** Start Records for this task **

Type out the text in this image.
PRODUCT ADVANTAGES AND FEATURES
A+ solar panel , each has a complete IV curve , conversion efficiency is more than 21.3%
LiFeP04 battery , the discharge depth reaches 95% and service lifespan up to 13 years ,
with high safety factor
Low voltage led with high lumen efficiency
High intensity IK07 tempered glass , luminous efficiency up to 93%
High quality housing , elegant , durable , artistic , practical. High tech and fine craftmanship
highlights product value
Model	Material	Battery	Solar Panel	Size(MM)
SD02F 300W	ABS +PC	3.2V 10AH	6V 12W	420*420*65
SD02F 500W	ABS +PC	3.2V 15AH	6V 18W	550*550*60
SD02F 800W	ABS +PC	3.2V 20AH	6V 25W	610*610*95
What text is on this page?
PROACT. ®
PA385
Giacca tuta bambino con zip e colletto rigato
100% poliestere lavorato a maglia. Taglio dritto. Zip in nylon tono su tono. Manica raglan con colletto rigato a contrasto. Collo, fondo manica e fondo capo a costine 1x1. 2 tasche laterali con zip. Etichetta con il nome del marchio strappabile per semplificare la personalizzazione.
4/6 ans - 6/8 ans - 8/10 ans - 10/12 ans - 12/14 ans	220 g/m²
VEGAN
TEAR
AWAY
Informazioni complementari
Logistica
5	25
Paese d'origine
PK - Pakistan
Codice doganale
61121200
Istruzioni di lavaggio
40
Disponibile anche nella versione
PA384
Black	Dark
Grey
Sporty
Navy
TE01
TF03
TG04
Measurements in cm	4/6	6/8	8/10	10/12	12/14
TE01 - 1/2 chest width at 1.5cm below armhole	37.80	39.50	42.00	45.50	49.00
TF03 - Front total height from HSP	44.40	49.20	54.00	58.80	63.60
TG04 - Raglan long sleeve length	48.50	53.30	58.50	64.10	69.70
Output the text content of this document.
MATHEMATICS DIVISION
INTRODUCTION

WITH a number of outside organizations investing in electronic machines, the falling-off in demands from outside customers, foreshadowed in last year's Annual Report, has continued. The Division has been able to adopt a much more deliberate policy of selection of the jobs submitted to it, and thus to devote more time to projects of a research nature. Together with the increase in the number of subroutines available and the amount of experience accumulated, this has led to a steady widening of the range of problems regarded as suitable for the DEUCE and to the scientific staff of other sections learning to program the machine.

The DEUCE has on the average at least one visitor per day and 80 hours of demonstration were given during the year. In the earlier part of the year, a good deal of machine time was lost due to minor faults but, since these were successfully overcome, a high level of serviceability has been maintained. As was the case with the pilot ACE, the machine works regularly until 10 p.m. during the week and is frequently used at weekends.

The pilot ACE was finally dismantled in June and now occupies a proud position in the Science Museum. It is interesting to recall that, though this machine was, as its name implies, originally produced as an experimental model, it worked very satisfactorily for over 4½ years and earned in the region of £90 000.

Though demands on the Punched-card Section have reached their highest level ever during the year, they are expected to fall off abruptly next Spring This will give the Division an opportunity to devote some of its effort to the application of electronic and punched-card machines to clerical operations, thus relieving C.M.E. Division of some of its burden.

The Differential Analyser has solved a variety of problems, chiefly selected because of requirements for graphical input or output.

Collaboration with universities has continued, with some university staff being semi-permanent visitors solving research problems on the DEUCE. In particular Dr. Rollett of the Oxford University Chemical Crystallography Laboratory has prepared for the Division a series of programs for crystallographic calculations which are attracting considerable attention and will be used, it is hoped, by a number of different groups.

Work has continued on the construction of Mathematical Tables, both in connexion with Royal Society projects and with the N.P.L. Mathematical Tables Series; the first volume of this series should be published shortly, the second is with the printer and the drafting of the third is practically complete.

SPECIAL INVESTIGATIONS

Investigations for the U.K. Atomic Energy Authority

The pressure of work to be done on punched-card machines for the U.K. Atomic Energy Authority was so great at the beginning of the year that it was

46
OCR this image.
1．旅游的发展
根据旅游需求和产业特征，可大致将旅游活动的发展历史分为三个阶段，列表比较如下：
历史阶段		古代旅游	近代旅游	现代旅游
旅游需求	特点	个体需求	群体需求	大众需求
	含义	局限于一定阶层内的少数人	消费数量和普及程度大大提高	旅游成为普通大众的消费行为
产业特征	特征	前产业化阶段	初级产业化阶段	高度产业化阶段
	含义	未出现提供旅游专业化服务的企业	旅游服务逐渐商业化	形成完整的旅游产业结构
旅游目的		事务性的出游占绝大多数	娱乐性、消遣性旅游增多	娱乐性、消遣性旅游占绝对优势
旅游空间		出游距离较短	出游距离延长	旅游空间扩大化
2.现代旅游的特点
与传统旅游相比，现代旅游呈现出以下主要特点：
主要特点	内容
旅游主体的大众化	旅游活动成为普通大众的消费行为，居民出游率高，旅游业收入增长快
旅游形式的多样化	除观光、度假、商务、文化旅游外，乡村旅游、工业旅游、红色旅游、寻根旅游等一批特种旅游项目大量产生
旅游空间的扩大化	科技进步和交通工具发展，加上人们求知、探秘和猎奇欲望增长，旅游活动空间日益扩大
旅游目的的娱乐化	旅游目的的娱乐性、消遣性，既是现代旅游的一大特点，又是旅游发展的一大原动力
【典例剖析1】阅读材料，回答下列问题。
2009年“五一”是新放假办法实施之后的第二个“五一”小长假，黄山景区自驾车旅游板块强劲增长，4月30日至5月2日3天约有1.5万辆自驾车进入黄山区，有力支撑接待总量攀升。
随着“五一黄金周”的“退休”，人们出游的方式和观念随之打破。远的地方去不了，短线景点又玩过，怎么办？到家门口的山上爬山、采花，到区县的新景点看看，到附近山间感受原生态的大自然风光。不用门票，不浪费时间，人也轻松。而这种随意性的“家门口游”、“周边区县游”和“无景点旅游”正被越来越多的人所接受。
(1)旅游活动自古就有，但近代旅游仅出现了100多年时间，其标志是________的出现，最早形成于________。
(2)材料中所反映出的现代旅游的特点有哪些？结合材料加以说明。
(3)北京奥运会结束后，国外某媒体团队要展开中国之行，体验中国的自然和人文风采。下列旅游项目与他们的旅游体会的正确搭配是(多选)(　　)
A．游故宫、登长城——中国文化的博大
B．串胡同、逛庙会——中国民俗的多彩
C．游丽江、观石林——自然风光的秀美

** End Records for this task **

Across the preceding material, how many lines contain the word "level"? State the number alone.

Final result – 2